### Requirements
Retype exactly the line holding "What data populates" and each line that follows, down to the last one. Exclude pictures.

Data records
####

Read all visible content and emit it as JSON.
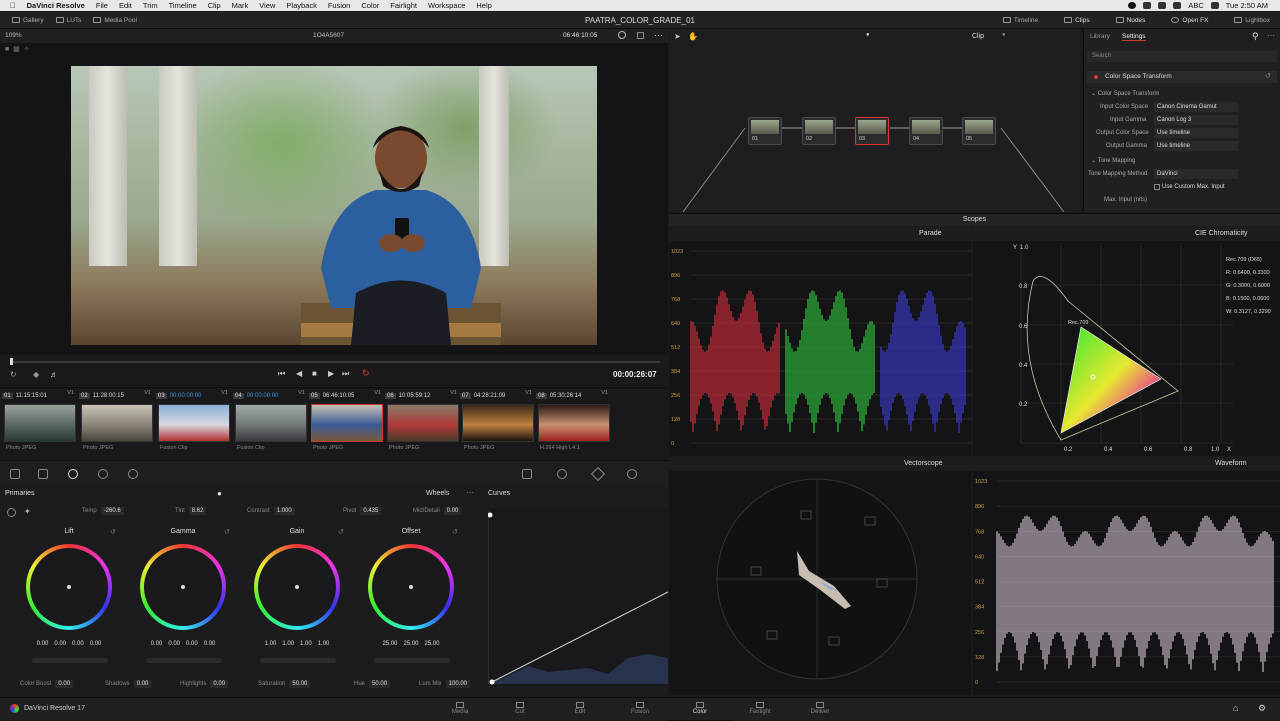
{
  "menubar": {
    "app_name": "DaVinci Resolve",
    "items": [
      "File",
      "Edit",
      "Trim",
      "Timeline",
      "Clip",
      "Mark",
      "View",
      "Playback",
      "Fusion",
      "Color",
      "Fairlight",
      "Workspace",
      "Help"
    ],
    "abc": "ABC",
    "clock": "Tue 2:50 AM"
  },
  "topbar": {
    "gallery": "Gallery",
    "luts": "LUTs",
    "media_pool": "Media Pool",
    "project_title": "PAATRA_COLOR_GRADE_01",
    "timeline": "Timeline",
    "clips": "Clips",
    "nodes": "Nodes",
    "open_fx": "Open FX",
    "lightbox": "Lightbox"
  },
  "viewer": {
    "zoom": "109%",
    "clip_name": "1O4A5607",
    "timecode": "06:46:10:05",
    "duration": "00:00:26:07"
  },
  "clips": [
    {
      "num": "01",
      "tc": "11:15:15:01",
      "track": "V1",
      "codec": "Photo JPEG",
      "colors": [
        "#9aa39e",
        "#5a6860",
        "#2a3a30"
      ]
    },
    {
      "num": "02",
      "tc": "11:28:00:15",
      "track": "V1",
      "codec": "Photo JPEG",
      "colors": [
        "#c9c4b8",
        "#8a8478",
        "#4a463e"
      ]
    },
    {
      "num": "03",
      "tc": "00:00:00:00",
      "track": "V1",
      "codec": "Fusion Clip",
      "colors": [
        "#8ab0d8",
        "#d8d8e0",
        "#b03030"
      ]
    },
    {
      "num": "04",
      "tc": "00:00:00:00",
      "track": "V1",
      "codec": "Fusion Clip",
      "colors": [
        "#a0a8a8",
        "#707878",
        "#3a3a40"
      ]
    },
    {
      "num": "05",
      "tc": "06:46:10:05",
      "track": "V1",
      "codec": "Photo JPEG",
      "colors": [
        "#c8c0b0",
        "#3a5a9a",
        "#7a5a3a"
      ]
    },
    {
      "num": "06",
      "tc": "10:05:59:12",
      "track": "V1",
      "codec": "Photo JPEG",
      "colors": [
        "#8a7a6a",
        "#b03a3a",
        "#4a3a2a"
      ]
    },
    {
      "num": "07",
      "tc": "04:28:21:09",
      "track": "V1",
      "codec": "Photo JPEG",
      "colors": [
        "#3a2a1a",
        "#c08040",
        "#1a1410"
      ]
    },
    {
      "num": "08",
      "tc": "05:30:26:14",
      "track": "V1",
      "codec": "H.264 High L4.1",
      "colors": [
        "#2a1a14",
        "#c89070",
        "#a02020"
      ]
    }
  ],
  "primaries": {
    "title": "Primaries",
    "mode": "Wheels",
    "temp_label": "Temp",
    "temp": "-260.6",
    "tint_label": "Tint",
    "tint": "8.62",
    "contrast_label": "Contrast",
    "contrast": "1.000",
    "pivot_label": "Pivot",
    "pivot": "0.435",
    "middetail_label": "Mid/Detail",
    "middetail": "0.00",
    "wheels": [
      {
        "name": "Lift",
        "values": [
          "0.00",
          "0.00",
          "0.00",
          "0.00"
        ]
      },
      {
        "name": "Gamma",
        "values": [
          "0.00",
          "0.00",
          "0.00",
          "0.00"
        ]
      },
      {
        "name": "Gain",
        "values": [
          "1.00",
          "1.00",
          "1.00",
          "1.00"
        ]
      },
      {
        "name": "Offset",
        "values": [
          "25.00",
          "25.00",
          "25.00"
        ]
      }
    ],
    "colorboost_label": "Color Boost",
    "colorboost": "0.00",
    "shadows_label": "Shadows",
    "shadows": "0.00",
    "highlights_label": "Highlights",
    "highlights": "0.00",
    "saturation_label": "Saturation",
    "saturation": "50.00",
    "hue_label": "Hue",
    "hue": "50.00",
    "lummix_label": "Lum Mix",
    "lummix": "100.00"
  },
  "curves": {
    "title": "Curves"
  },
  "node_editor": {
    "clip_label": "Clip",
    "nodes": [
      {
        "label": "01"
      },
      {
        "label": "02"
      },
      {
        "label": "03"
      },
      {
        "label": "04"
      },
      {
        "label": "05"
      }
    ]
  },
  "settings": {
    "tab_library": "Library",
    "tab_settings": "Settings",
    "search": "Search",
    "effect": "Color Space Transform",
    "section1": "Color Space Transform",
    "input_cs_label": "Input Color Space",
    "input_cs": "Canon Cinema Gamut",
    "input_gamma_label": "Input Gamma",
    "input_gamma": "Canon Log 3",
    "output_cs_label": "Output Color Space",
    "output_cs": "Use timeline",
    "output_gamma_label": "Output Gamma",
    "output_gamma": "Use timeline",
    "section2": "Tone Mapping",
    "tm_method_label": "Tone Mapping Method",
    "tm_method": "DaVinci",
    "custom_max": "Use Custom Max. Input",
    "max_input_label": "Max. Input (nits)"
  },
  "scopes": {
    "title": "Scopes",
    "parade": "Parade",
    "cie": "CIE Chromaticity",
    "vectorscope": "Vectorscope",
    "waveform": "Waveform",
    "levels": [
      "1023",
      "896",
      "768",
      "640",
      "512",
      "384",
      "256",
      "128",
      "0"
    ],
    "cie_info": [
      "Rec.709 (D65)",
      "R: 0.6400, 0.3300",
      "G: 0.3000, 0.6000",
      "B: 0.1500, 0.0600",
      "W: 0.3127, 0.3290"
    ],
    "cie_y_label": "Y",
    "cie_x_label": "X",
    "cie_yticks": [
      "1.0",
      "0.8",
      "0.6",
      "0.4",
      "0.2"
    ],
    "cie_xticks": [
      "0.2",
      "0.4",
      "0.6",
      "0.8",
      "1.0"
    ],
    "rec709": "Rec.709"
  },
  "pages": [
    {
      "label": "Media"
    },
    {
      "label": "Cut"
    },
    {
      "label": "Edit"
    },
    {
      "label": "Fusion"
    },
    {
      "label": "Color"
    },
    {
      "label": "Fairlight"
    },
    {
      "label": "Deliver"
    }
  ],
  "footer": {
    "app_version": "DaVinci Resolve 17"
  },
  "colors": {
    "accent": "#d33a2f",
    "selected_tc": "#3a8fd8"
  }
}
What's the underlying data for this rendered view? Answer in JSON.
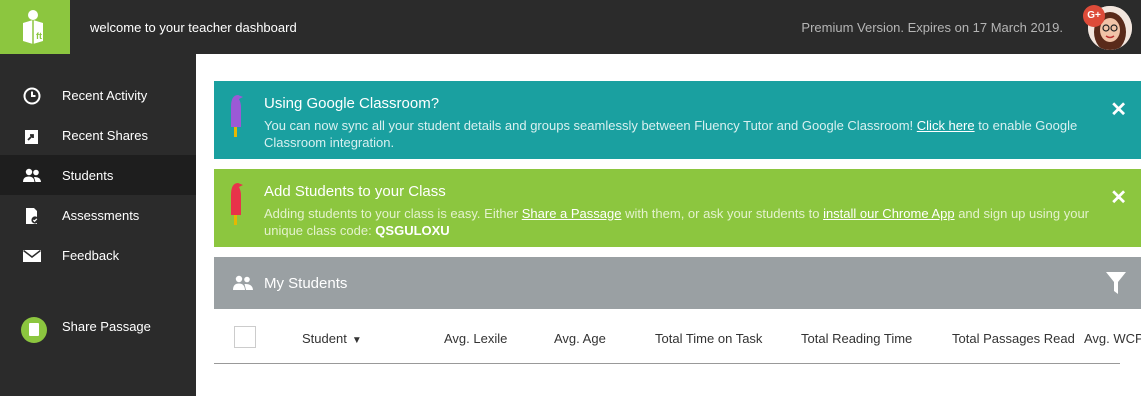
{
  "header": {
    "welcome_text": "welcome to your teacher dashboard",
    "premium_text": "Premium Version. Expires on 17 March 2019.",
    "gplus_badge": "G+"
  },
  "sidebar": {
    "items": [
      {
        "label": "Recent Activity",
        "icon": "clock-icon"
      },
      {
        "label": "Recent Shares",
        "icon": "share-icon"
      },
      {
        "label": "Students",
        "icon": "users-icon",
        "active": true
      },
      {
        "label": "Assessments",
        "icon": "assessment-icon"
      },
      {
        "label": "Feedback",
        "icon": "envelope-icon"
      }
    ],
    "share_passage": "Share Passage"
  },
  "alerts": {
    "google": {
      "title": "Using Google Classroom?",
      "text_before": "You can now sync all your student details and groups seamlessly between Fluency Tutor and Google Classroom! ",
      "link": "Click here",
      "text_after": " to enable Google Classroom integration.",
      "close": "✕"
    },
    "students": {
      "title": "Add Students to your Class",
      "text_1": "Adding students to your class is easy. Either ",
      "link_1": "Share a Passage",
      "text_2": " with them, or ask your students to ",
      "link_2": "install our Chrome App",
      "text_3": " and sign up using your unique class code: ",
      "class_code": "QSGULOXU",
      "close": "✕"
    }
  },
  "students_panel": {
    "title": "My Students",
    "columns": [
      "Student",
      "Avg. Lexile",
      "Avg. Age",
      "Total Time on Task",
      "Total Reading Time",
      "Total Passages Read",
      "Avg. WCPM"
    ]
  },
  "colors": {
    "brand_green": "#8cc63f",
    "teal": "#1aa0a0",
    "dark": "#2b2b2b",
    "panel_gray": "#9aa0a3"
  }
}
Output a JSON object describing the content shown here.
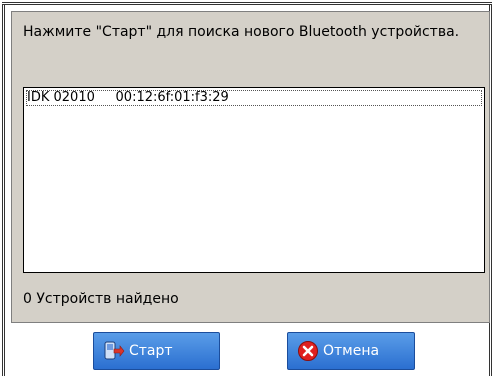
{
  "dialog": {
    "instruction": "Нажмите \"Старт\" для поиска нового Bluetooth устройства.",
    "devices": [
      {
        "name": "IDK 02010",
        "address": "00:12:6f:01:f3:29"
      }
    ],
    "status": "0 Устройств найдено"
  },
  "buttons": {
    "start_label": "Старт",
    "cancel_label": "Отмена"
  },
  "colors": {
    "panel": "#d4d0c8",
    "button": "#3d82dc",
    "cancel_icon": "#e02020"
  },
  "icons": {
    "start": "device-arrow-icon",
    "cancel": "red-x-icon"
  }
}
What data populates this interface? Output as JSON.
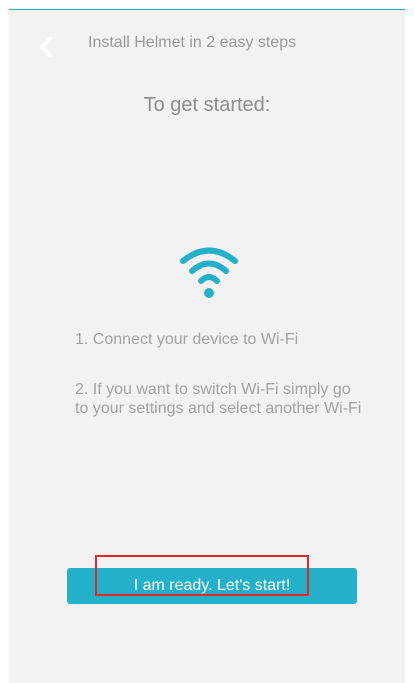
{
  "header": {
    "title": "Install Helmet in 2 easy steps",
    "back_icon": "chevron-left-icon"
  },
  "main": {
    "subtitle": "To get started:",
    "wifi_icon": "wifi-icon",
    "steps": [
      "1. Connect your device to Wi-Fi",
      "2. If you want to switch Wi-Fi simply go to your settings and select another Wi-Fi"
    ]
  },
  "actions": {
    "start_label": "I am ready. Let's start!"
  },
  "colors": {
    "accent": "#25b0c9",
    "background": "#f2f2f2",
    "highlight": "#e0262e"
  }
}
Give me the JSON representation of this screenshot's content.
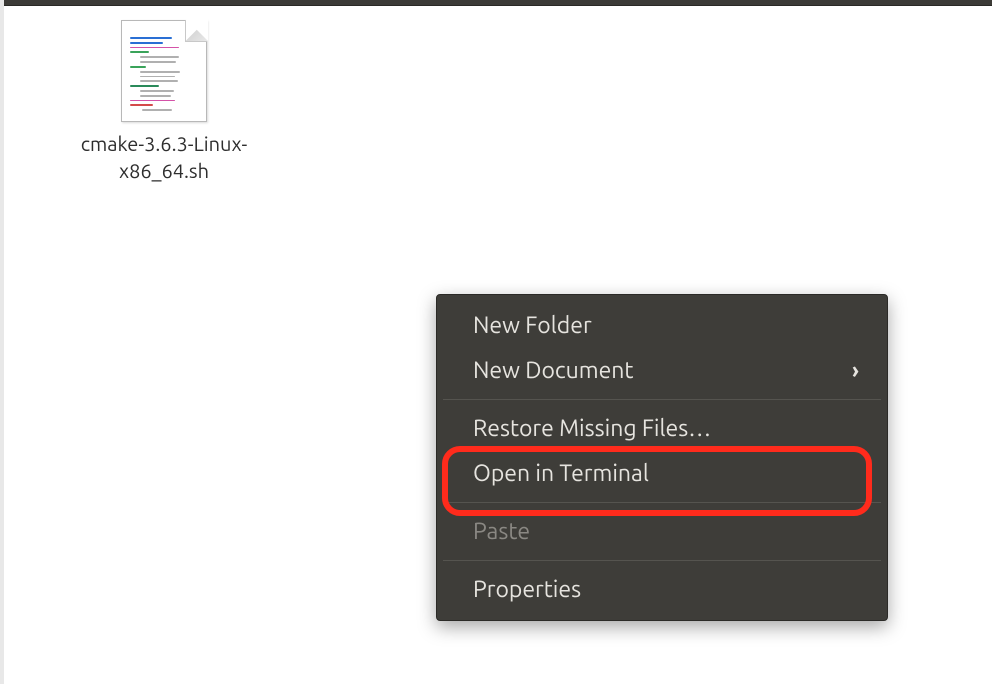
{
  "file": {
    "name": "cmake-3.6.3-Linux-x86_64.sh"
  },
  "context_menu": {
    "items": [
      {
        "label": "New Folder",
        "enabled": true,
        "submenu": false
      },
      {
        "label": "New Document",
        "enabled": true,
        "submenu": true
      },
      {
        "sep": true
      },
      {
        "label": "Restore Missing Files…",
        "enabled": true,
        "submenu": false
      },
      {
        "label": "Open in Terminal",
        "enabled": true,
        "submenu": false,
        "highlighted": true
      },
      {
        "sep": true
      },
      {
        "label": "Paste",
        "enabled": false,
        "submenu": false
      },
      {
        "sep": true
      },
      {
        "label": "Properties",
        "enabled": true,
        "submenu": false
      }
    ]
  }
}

####

### Solution for this task
What data populates this interface? Output as JSON.
{
  "header": {
    "title": "Install Helmet in 2 easy steps",
    "back_icon": "chevron-left-icon"
  },
  "main": {
    "subtitle": "To get started:",
    "wifi_icon": "wifi-icon",
    "steps": [
      "1. Connect your device to Wi-Fi",
      "2. If you want to switch Wi-Fi simply go to your settings and select another Wi-Fi"
    ]
  },
  "actions": {
    "start_label": "I am ready. Let's start!"
  },
  "colors": {
    "accent": "#25b0c9",
    "background": "#f2f2f2",
    "highlight": "#e0262e"
  }
}
Give me the JSON representation of this screenshot's content.
{
  "file": {
    "name": "cmake-3.6.3-Linux-x86_64.sh"
  },
  "context_menu": {
    "items": [
      {
        "label": "New Folder",
        "enabled": true,
        "submenu": false
      },
      {
        "label": "New Document",
        "enabled": true,
        "submenu": true
      },
      {
        "sep": true
      },
      {
        "label": "Restore Missing Files…",
        "enabled": true,
        "submenu": false
      },
      {
        "label": "Open in Terminal",
        "enabled": true,
        "submenu": false,
        "highlighted": true
      },
      {
        "sep": true
      },
      {
        "label": "Paste",
        "enabled": false,
        "submenu": false
      },
      {
        "sep": true
      },
      {
        "label": "Properties",
        "enabled": true,
        "submenu": false
      }
    ]
  }
}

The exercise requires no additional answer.